### DATA TO PROCESS
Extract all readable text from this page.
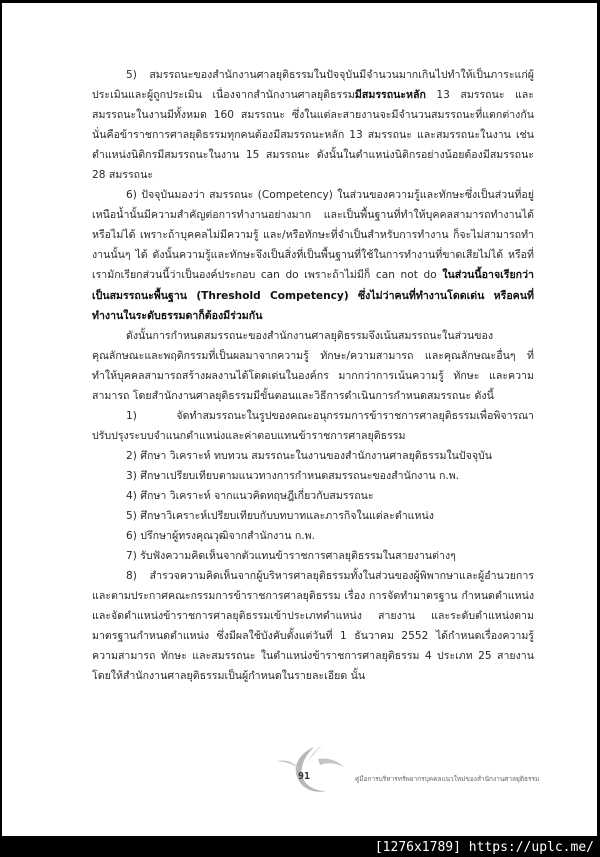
5) สมรรถนะของสำนักงานศาลยุติธรรมในปัจจุบันมีจำนวนมากเกินไปทำให้เป็นภาระแก่ผู้ประเมินและผู้ถูกประเมิน เนื่องจากสำนักงานศาลยุติธรรมมีสมรรถนะหลัก 13 สมรรถนะ และสมรรถนะในงานมีทั้งหมด 160 สมรรถนะ ซึ่งในแต่ละสายงานจะมีจำนวนสมรรถนะที่แตกต่างกัน นั่นคือข้าราชการศาลยุติธรรมทุกคนต้องมีสมรรถนะหลัก 13 สมรรถนะ และสมรรถนะในงาน เช่น ตำแหน่งนิติกรมีสมรรถนะในงาน 15 สมรรถนะ ดังนั้นในตำแหน่งนิติกรอย่างน้อยต้องมีสมรรถนะ 28 สมรรถนะ

6) ปัจจุบันมองว่า สมรรถนะ (Competency) ในส่วนของความรู้และทักษะซึ่งเป็นส่วนที่อยู่เหนือน้ำนั้นมีความสำคัญต่อการทำงานอย่างมาก และเป็นพื้นฐานที่ทำให้บุคคลสามารถทำงานได้หรือไม่ได้ เพราะถ้าบุคคลไม่มีความรู้ และ/หรือทักษะที่จำเป็นสำหรับการทำงาน ก็จะไม่สามารถทำงานนั้นๆ ได้ ดังนั้นความรู้และทักษะจึงเป็นสิ่งที่เป็นพื้นฐานที่ใช้ในการทำงานที่ขาดเสียไม่ได้ หรือที่เรามักเรียกส่วนนี้ว่าเป็นองค์ประกอบ can do เพราะถ้าไม่มีก็ can not do ในส่วนนี้อาจเรียกว่าเป็นสมรรถนะพื้นฐาน (Threshold Competency) ซึ่งไม่ว่าคนที่ทำงานโดดเด่น หรือคนที่ทำงานในระดับธรรมดาก็ต้องมีร่วมกัน

ดังนั้นการกำหนดสมรรถนะของสำนักงานศาลยุติธรรมจึงเน้นสมรรถนะในส่วนของคุณลักษณะและพฤติกรรมที่เป็นผลมาจากความรู้ ทักษะ/ความสามารถ และคุณลักษณะอื่นๆ ที่ทำให้บุคคลสามารถสร้างผลงานได้โดดเด่นในองค์กร มากกว่าการเน้นความรู้ ทักษะ และความสามารถ โดยสำนักงานศาลยุติธรรมมีขั้นตอนและวิธีการดำเนินการกำหนดสมรรถนะ ดังนี้

1) จัดทำสมรรถนะในรูปของคณะอนุกรรมการข้าราชการศาลยุติธรรมเพื่อพิจารณาปรับปรุงระบบจำแนกตำแหน่งและค่าตอบแทนข้าราชการศาลยุติธรรม

2) ศึกษา วิเคราะห์ ทบทวน สมรรถนะในงานของสำนักงานศาลยุติธรรมในปัจจุบัน

3) ศึกษาเปรียบเทียบตามแนวทางการกำหนดสมรรถนะของสำนักงาน ก.พ.

4) ศึกษา วิเคราะห์ จากแนวคิดทฤษฎีเกี่ยวกับสมรรถนะ

5) ศึกษาวิเคราะห์เปรียบเทียบกับบทบาทและภารกิจในแต่ละตำแหน่ง

6) ปรึกษาผู้ทรงคุณวุฒิจากสำนักงาน ก.พ.

7) รับฟังความคิดเห็นจากตัวแทนข้าราชการศาลยุติธรรมในสายงานต่างๆ

8) สำรวจความคิดเห็นจากผู้บริหารศาลยุติธรรมทั้งในส่วนของผู้พิพากษาและผู้อำนวยการและตามประกาศคณะกรรมการข้าราชการศาลยุติธรรม เรื่อง การจัดทำมาตรฐาน กำหนดตำแหน่ง และจัดตำแหน่งข้าราชการศาลยุติธรรมเข้าประเภทตำแหน่ง สายงาน และระดับตำแหน่งตามมาตรฐานกำหนดตำแหน่ง ซึ่งมีผลใช้บังคับตั้งแต่วันที่ 1 ธันวาคม 2552 ได้กำหนดเรื่องความรู้ ความสามารถ ทักษะ และสมรรถนะ ในตำแหน่งข้าราชการศาลยุติธรรม 4 ประเภท 25 สายงาน โดยให้สำนักงานศาลยุติธรรมเป็นผู้กำหนดในรายละเอียด นั้น

91	คู่มือการบริหารทรัพยากรบุคคลแนวใหม่ของสำนักงานศาลยุติธรรม
[1276x1789] https://uplc.me/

### TASK TO COMPLETE
Quote the records above in full, dropping each picture.

### SOLUTION FOR THIS PROBLEM
Extract all readable text from this page.
5) สมรรถนะของสำนักงานศาลยุติธรรมในปัจจุบันมีจำนวนมากเกินไปทำให้เป็นภาระแก่ผู้ประเมินและผู้ถูกประเมิน เนื่องจากสำนักงานศาลยุติธรรมมีสมรรถนะหลัก 13 สมรรถนะ และสมรรถนะในงานมีทั้งหมด 160 สมรรถนะ ซึ่งในแต่ละสายงานจะมีจำนวนสมรรถนะที่แตกต่างกัน นั่นคือข้าราชการศาลยุติธรรมทุกคนต้องมีสมรรถนะหลัก 13 สมรรถนะ และสมรรถนะในงาน เช่น ตำแหน่งนิติกรมีสมรรถนะในงาน 15 สมรรถนะ ดังนั้นในตำแหน่งนิติกรอย่างน้อยต้องมีสมรรถนะ 28 สมรรถนะ

6) ปัจจุบันมองว่า สมรรถนะ (Competency) ในส่วนของความรู้และทักษะซึ่งเป็นส่วนที่อยู่เหนือน้ำนั้นมีความสำคัญต่อการทำงานอย่างมาก และเป็นพื้นฐานที่ทำให้บุคคลสามารถทำงานได้หรือไม่ได้ เพราะถ้าบุคคลไม่มีความรู้ และ/หรือทักษะที่จำเป็นสำหรับการทำงาน ก็จะไม่สามารถทำงานนั้นๆ ได้ ดังนั้นความรู้และทักษะจึงเป็นสิ่งที่เป็นพื้นฐานที่ใช้ในการทำงานที่ขาดเสียไม่ได้ หรือที่เรามักเรียกส่วนนี้ว่าเป็นองค์ประกอบ can do เพราะถ้าไม่มีก็ can not do ในส่วนนี้อาจเรียกว่าเป็นสมรรถนะพื้นฐาน (Threshold Competency) ซึ่งไม่ว่าคนที่ทำงานโดดเด่น หรือคนที่ทำงานในระดับธรรมดาก็ต้องมีร่วมกัน

ดังนั้นการกำหนดสมรรถนะของสำนักงานศาลยุติธรรมจึงเน้นสมรรถนะในส่วนของคุณลักษณะและพฤติกรรมที่เป็นผลมาจากความรู้ ทักษะ/ความสามารถ และคุณลักษณะอื่นๆ ที่ทำให้บุคคลสามารถสร้างผลงานได้โดดเด่นในองค์กร มากกว่าการเน้นความรู้ ทักษะ และความสามารถ โดยสำนักงานศาลยุติธรรมมีขั้นตอนและวิธีการดำเนินการกำหนดสมรรถนะ ดังนี้

1) จัดทำสมรรถนะในรูปของคณะอนุกรรมการข้าราชการศาลยุติธรรมเพื่อพิจารณาปรับปรุงระบบจำแนกตำแหน่งและค่าตอบแทนข้าราชการศาลยุติธรรม

2) ศึกษา วิเคราะห์ ทบทวน สมรรถนะในงานของสำนักงานศาลยุติธรรมในปัจจุบัน

3) ศึกษาเปรียบเทียบตามแนวทางการกำหนดสมรรถนะของสำนักงาน ก.พ.

4) ศึกษา วิเคราะห์ จากแนวคิดทฤษฎีเกี่ยวกับสมรรถนะ

5) ศึกษาวิเคราะห์เปรียบเทียบกับบทบาทและภารกิจในแต่ละตำแหน่ง

6) ปรึกษาผู้ทรงคุณวุฒิจากสำนักงาน ก.พ.

7) รับฟังความคิดเห็นจากตัวแทนข้าราชการศาลยุติธรรมในสายงานต่างๆ

8) สำรวจความคิดเห็นจากผู้บริหารศาลยุติธรรมทั้งในส่วนของผู้พิพากษาและผู้อำนวยการและตามประกาศคณะกรรมการข้าราชการศาลยุติธรรม เรื่อง การจัดทำมาตรฐาน กำหนดตำแหน่ง และจัดตำแหน่งข้าราชการศาลยุติธรรมเข้าประเภทตำแหน่ง สายงาน และระดับตำแหน่งตามมาตรฐานกำหนดตำแหน่ง ซึ่งมีผลใช้บังคับตั้งแต่วันที่ 1 ธันวาคม 2552 ได้กำหนดเรื่องความรู้ ความสามารถ ทักษะ และสมรรถนะ ในตำแหน่งข้าราชการศาลยุติธรรม 4 ประเภท 25 สายงาน โดยให้สำนักงานศาลยุติธรรมเป็นผู้กำหนดในรายละเอียด นั้น

91	คู่มือการบริหารทรัพยากรบุคคลแนวใหม่ของสำนักงานศาลยุติธรรม
[1276x1789] https://uplc.me/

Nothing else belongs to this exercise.